◆ **Written instruction**
Tally each line where the word "name" occurs, then give only the total.

Data listing:
▬▬▬

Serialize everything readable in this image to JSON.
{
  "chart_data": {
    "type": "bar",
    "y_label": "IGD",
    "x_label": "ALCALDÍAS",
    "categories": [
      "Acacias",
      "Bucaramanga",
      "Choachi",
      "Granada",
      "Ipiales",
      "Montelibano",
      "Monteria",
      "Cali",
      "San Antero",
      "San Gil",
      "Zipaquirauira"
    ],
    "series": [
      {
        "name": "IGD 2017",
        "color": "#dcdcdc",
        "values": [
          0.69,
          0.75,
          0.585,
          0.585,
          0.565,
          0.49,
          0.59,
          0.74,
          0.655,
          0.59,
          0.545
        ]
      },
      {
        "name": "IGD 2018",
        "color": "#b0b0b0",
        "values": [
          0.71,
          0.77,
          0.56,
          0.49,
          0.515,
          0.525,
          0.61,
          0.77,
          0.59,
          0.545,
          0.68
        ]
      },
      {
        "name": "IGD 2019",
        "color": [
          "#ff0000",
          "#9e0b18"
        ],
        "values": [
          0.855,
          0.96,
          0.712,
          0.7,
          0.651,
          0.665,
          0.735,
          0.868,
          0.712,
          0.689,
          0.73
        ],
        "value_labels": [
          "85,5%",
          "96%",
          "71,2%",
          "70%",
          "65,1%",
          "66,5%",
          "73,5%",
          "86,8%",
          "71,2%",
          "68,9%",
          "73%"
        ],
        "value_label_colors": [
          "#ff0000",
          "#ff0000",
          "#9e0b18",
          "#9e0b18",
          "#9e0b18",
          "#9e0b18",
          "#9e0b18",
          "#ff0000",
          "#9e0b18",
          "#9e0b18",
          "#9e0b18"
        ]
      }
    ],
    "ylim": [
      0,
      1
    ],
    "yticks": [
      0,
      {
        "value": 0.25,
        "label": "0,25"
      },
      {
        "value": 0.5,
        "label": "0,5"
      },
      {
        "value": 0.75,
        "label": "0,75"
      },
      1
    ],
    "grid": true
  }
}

▬▬▬

◆ **Solution for this problem**
3